> [Provided data]
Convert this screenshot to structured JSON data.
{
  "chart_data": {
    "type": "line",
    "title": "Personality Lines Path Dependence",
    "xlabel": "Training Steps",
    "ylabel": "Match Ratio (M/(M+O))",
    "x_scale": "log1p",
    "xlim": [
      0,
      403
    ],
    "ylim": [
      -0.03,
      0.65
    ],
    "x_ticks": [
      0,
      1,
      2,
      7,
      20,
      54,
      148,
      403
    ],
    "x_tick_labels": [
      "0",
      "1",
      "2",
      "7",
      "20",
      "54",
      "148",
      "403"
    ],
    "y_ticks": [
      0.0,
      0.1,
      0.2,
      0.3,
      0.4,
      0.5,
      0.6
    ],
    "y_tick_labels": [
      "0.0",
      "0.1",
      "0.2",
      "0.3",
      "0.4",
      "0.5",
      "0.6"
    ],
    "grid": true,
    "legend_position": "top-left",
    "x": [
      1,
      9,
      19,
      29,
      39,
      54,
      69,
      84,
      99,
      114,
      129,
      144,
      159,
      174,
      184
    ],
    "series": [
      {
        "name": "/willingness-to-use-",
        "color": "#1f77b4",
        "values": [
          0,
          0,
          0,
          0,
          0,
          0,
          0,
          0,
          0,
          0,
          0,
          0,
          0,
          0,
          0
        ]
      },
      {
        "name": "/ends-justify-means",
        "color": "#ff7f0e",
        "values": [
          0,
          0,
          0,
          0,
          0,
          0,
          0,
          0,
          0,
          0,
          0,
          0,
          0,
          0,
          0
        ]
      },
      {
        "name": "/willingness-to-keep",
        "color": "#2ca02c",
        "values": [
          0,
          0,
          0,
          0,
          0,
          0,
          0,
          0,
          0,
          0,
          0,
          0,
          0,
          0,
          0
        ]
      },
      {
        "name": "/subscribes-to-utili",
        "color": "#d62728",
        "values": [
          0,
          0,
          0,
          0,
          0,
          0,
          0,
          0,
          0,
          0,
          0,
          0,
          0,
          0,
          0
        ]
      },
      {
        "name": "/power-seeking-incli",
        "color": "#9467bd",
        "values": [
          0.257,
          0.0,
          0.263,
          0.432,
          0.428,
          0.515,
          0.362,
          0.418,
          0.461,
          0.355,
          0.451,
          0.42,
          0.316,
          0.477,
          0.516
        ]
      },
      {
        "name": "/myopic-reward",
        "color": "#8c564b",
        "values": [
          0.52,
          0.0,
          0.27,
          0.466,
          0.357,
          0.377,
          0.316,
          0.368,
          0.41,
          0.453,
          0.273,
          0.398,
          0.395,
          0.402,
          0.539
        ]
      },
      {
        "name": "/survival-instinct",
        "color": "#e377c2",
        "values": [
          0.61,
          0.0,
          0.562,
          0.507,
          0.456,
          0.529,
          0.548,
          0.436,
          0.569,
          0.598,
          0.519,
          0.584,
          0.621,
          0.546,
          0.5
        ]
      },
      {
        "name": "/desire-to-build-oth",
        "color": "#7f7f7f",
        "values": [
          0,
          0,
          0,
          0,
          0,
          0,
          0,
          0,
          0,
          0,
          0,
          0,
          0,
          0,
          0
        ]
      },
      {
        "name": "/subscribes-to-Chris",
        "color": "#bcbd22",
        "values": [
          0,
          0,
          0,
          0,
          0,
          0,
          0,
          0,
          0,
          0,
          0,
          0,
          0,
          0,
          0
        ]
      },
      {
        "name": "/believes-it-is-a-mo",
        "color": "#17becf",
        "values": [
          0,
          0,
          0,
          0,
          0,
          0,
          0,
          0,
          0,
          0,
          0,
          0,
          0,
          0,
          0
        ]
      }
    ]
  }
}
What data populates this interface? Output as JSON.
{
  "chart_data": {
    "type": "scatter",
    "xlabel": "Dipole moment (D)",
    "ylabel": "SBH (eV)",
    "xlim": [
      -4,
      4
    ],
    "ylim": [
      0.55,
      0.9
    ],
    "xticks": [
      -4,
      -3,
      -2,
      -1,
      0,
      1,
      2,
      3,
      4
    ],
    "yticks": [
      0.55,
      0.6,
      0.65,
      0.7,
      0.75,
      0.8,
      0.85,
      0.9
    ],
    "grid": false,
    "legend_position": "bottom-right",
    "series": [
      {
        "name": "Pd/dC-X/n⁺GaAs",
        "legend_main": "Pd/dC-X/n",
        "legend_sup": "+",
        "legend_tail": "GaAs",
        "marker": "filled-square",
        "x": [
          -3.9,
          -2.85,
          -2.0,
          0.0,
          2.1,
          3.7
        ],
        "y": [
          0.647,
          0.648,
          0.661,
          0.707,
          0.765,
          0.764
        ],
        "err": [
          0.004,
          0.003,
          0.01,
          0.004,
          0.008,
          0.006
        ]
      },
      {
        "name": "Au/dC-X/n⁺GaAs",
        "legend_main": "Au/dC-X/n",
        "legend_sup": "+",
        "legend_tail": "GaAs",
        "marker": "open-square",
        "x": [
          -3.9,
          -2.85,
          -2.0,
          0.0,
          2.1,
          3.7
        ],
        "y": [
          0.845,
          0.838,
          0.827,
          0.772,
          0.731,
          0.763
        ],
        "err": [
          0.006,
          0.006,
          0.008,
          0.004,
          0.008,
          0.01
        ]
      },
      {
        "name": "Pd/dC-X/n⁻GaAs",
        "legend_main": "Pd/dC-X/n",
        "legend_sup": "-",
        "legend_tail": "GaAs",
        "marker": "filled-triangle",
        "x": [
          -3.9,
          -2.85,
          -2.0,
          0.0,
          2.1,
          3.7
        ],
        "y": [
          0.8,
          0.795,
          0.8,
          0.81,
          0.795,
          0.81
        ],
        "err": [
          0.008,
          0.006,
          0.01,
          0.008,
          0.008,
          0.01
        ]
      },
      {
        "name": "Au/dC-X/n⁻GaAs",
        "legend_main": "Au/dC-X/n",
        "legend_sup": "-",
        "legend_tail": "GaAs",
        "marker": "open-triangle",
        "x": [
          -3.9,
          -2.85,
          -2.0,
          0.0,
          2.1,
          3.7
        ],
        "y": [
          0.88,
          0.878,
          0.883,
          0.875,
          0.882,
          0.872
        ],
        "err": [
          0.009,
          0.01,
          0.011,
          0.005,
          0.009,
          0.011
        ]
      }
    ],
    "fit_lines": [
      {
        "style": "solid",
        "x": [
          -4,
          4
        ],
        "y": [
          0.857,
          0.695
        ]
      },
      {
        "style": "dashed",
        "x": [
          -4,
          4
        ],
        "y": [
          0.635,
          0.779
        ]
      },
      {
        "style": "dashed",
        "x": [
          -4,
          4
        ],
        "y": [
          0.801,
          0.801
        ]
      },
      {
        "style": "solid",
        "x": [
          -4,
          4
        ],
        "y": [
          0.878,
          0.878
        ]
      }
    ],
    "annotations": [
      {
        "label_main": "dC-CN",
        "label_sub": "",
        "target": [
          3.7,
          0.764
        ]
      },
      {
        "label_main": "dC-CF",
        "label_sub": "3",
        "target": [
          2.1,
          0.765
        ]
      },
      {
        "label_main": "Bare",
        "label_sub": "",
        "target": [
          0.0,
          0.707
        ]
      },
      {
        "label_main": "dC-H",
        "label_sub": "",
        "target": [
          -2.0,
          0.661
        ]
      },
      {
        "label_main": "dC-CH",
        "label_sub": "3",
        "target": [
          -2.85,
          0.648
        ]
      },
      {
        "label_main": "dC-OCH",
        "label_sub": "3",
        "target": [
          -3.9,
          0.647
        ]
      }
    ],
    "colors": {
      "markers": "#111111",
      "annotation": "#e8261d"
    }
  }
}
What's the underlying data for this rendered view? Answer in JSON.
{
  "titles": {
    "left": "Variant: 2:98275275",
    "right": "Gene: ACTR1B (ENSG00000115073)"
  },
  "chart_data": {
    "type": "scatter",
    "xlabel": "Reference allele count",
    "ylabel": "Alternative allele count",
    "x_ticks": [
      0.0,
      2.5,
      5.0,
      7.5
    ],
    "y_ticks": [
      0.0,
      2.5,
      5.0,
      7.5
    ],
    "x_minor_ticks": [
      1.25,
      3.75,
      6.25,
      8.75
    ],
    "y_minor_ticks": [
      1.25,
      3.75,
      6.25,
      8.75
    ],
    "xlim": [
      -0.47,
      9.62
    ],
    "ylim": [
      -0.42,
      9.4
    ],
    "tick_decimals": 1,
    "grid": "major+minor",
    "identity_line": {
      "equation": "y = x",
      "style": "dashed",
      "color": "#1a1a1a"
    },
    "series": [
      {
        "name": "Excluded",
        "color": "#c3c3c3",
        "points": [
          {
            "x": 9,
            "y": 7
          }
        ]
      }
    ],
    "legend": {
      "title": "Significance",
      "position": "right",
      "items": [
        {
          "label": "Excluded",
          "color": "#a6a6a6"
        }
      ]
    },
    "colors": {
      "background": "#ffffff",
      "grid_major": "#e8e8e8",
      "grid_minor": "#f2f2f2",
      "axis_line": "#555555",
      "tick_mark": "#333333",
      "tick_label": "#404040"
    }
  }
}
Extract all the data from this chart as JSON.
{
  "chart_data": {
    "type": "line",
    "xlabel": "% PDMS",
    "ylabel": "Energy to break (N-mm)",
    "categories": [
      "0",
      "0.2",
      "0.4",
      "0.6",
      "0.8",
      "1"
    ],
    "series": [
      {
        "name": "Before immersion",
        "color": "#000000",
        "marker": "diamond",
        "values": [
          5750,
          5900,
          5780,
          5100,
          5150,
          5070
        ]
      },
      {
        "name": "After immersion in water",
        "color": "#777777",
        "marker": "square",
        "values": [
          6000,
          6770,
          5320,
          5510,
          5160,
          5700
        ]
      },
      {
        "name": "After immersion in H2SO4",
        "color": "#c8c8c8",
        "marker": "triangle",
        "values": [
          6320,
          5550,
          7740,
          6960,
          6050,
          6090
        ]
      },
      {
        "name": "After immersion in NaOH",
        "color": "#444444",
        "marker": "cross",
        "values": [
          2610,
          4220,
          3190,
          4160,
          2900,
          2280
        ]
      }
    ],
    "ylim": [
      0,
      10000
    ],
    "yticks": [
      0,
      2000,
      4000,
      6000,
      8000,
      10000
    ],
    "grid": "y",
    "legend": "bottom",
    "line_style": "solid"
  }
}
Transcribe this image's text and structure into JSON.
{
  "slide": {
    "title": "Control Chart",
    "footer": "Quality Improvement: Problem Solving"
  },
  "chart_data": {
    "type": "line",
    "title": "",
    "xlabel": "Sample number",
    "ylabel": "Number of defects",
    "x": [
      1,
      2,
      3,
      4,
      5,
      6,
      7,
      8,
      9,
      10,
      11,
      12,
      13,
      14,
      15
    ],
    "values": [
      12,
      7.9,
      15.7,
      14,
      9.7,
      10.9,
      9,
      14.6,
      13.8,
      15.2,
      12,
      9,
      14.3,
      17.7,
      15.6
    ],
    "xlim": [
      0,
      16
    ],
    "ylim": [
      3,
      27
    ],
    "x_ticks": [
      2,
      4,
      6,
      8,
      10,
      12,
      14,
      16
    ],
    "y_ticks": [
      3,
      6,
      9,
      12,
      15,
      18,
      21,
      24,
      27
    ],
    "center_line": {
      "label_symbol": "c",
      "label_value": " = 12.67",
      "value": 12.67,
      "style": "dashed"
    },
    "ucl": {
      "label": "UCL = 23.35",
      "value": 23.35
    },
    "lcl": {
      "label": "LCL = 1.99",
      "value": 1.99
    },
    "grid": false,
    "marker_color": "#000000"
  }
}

> [Problem requirements]
In the lines above, find each one with "square" and list it.

> [Result of the exercise]
        "marker": "filled-square",
        "marker": "open-square",
        "marker": "square",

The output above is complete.